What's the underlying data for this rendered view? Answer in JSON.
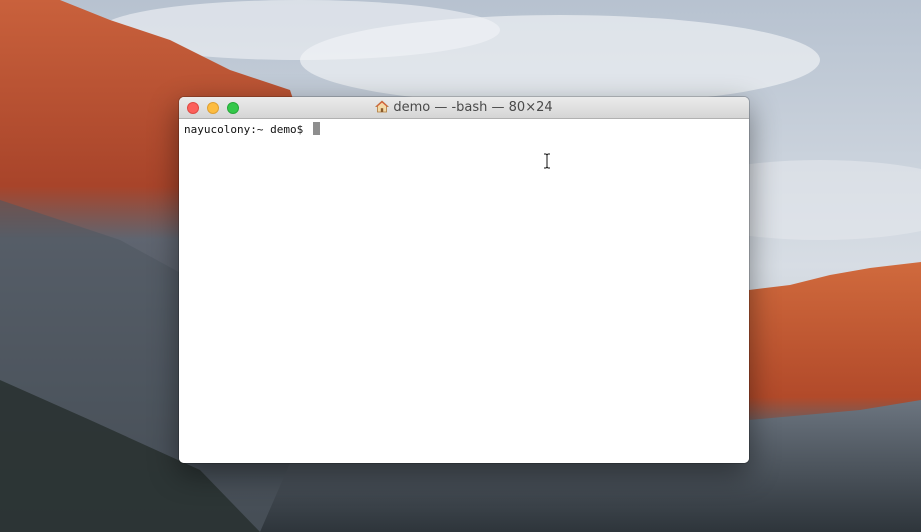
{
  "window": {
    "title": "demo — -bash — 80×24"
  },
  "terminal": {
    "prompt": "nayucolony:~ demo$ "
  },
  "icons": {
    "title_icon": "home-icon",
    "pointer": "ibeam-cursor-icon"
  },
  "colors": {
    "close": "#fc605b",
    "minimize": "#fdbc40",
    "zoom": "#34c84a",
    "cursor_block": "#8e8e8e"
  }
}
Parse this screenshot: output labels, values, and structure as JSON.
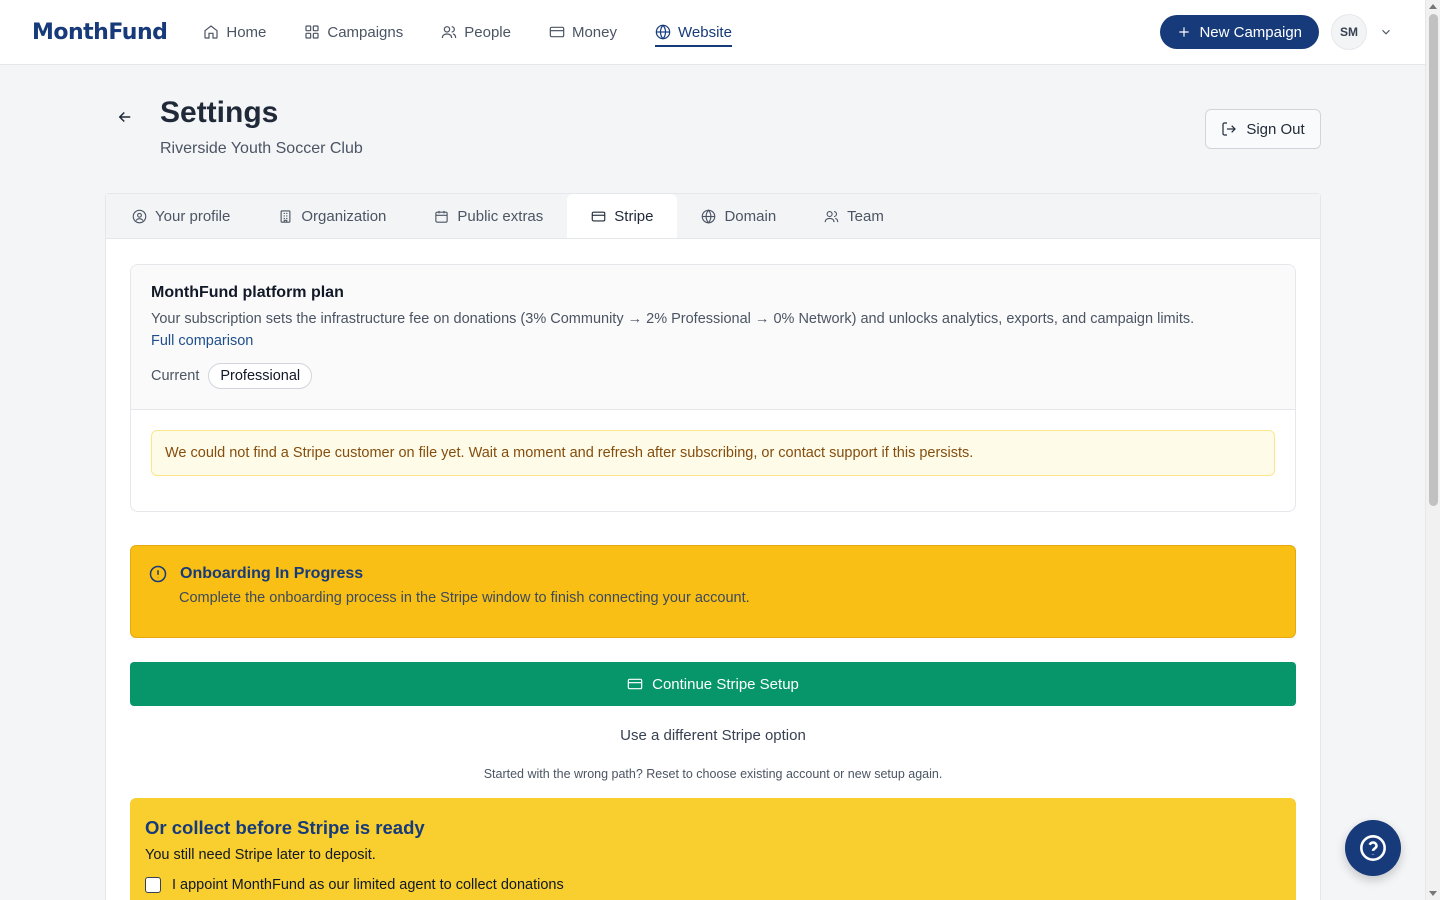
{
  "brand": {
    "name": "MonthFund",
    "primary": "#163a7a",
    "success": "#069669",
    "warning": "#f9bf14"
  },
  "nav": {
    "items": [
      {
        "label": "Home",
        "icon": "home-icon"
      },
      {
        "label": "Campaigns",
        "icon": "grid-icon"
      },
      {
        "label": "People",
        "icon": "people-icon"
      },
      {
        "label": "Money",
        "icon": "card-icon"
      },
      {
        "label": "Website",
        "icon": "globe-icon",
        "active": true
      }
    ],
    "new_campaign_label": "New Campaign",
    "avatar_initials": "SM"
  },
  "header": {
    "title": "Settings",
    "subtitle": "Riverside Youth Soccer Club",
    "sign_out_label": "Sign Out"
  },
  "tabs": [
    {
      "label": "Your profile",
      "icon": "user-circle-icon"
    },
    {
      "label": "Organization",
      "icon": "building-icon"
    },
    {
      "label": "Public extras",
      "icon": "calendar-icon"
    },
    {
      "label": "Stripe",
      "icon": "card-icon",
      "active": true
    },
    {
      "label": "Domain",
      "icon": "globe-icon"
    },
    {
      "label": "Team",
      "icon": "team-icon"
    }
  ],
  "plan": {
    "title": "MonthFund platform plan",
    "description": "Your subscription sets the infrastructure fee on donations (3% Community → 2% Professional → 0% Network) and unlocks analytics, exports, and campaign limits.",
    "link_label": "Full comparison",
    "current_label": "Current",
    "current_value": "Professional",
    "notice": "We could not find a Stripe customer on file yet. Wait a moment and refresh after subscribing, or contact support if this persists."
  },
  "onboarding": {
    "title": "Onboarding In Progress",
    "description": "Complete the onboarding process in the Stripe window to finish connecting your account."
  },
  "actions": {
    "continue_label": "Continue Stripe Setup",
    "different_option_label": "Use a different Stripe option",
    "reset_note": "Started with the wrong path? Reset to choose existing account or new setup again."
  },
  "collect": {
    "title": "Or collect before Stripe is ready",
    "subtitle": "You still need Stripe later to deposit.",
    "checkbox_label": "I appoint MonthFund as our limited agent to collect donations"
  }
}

--------

= EXERCISE REQUIREMENTS =
Copy the material shown above in full and exactly. Skip the pictures.

= WORKED SOLUTION =
What's the underlying data for this rendered view? Answer in JSON.
{
  "window": {
    "title": "demo — -bash — 80×24"
  },
  "terminal": {
    "prompt": "nayucolony:~ demo$ "
  },
  "icons": {
    "title_icon": "home-icon",
    "pointer": "ibeam-cursor-icon"
  },
  "colors": {
    "close": "#fc605b",
    "minimize": "#fdbc40",
    "zoom": "#34c84a",
    "cursor_block": "#8e8e8e"
  }
}
Parse this screenshot: output labels, values, and structure as JSON.
{
  "brand": {
    "name": "MonthFund",
    "primary": "#163a7a",
    "success": "#069669",
    "warning": "#f9bf14"
  },
  "nav": {
    "items": [
      {
        "label": "Home",
        "icon": "home-icon"
      },
      {
        "label": "Campaigns",
        "icon": "grid-icon"
      },
      {
        "label": "People",
        "icon": "people-icon"
      },
      {
        "label": "Money",
        "icon": "card-icon"
      },
      {
        "label": "Website",
        "icon": "globe-icon",
        "active": true
      }
    ],
    "new_campaign_label": "New Campaign",
    "avatar_initials": "SM"
  },
  "header": {
    "title": "Settings",
    "subtitle": "Riverside Youth Soccer Club",
    "sign_out_label": "Sign Out"
  },
  "tabs": [
    {
      "label": "Your profile",
      "icon": "user-circle-icon"
    },
    {
      "label": "Organization",
      "icon": "building-icon"
    },
    {
      "label": "Public extras",
      "icon": "calendar-icon"
    },
    {
      "label": "Stripe",
      "icon": "card-icon",
      "active": true
    },
    {
      "label": "Domain",
      "icon": "globe-icon"
    },
    {
      "label": "Team",
      "icon": "team-icon"
    }
  ],
  "plan": {
    "title": "MonthFund platform plan",
    "description": "Your subscription sets the infrastructure fee on donations (3% Community → 2% Professional → 0% Network) and unlocks analytics, exports, and campaign limits.",
    "link_label": "Full comparison",
    "current_label": "Current",
    "current_value": "Professional",
    "notice": "We could not find a Stripe customer on file yet. Wait a moment and refresh after subscribing, or contact support if this persists."
  },
  "onboarding": {
    "title": "Onboarding In Progress",
    "description": "Complete the onboarding process in the Stripe window to finish connecting your account."
  },
  "actions": {
    "continue_label": "Continue Stripe Setup",
    "different_option_label": "Use a different Stripe option",
    "reset_note": "Started with the wrong path? Reset to choose existing account or new setup again."
  },
  "collect": {
    "title": "Or collect before Stripe is ready",
    "subtitle": "You still need Stripe later to deposit.",
    "checkbox_label": "I appoint MonthFund as our limited agent to collect donations"
  }
}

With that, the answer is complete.